_STORED RECORDS_
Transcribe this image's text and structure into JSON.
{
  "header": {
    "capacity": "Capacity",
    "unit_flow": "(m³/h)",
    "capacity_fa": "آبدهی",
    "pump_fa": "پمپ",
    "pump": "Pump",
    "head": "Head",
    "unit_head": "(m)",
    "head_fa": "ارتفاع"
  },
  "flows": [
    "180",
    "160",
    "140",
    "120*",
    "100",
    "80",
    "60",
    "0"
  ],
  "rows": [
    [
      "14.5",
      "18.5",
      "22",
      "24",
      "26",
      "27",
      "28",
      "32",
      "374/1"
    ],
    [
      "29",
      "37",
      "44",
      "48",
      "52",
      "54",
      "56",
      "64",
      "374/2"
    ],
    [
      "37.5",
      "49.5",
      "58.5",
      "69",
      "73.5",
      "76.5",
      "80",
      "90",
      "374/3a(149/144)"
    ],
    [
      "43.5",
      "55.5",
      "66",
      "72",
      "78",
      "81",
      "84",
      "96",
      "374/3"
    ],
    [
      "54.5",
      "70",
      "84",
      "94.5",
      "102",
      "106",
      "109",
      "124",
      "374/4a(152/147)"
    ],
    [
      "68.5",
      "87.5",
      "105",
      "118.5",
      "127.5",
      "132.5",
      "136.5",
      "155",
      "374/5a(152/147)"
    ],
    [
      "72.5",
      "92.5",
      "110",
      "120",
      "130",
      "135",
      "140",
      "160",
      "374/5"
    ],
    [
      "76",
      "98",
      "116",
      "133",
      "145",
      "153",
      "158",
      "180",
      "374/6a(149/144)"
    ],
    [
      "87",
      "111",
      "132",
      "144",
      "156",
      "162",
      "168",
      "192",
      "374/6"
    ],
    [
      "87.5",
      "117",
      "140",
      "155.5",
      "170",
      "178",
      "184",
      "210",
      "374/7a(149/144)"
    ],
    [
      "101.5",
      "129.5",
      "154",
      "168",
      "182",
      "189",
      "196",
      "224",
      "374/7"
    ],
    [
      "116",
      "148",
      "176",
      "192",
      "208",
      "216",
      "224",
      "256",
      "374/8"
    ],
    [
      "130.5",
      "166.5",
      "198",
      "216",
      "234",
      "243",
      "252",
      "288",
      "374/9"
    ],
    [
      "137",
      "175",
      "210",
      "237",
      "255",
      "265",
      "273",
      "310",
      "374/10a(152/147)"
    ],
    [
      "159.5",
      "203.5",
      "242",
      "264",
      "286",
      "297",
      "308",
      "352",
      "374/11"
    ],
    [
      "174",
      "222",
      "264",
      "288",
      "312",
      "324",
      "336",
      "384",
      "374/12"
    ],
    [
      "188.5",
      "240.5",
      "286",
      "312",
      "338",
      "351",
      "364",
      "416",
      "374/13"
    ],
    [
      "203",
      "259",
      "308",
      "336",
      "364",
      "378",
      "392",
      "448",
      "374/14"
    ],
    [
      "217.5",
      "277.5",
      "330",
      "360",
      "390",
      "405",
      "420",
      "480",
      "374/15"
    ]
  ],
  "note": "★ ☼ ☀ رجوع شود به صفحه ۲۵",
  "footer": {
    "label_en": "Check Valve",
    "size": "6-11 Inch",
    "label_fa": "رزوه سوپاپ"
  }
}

_GOAL_
Copy out each record from above, exactly.

_WRITTEN SOLUTION_
Transcribe this image's text and structure into JSON.
{
  "header": {
    "capacity": "Capacity",
    "unit_flow": "(m³/h)",
    "capacity_fa": "آبدهی",
    "pump_fa": "پمپ",
    "pump": "Pump",
    "head": "Head",
    "unit_head": "(m)",
    "head_fa": "ارتفاع"
  },
  "flows": [
    "180",
    "160",
    "140",
    "120*",
    "100",
    "80",
    "60",
    "0"
  ],
  "rows": [
    [
      "14.5",
      "18.5",
      "22",
      "24",
      "26",
      "27",
      "28",
      "32",
      "374/1"
    ],
    [
      "29",
      "37",
      "44",
      "48",
      "52",
      "54",
      "56",
      "64",
      "374/2"
    ],
    [
      "37.5",
      "49.5",
      "58.5",
      "69",
      "73.5",
      "76.5",
      "80",
      "90",
      "374/3a(149/144)"
    ],
    [
      "43.5",
      "55.5",
      "66",
      "72",
      "78",
      "81",
      "84",
      "96",
      "374/3"
    ],
    [
      "54.5",
      "70",
      "84",
      "94.5",
      "102",
      "106",
      "109",
      "124",
      "374/4a(152/147)"
    ],
    [
      "68.5",
      "87.5",
      "105",
      "118.5",
      "127.5",
      "132.5",
      "136.5",
      "155",
      "374/5a(152/147)"
    ],
    [
      "72.5",
      "92.5",
      "110",
      "120",
      "130",
      "135",
      "140",
      "160",
      "374/5"
    ],
    [
      "76",
      "98",
      "116",
      "133",
      "145",
      "153",
      "158",
      "180",
      "374/6a(149/144)"
    ],
    [
      "87",
      "111",
      "132",
      "144",
      "156",
      "162",
      "168",
      "192",
      "374/6"
    ],
    [
      "87.5",
      "117",
      "140",
      "155.5",
      "170",
      "178",
      "184",
      "210",
      "374/7a(149/144)"
    ],
    [
      "101.5",
      "129.5",
      "154",
      "168",
      "182",
      "189",
      "196",
      "224",
      "374/7"
    ],
    [
      "116",
      "148",
      "176",
      "192",
      "208",
      "216",
      "224",
      "256",
      "374/8"
    ],
    [
      "130.5",
      "166.5",
      "198",
      "216",
      "234",
      "243",
      "252",
      "288",
      "374/9"
    ],
    [
      "137",
      "175",
      "210",
      "237",
      "255",
      "265",
      "273",
      "310",
      "374/10a(152/147)"
    ],
    [
      "159.5",
      "203.5",
      "242",
      "264",
      "286",
      "297",
      "308",
      "352",
      "374/11"
    ],
    [
      "174",
      "222",
      "264",
      "288",
      "312",
      "324",
      "336",
      "384",
      "374/12"
    ],
    [
      "188.5",
      "240.5",
      "286",
      "312",
      "338",
      "351",
      "364",
      "416",
      "374/13"
    ],
    [
      "203",
      "259",
      "308",
      "336",
      "364",
      "378",
      "392",
      "448",
      "374/14"
    ],
    [
      "217.5",
      "277.5",
      "330",
      "360",
      "390",
      "405",
      "420",
      "480",
      "374/15"
    ]
  ],
  "note": "★ ☼ ☀ رجوع شود به صفحه ۲۵",
  "footer": {
    "label_en": "Check Valve",
    "size": "6-11 Inch",
    "label_fa": "رزوه سوپاپ"
  }
}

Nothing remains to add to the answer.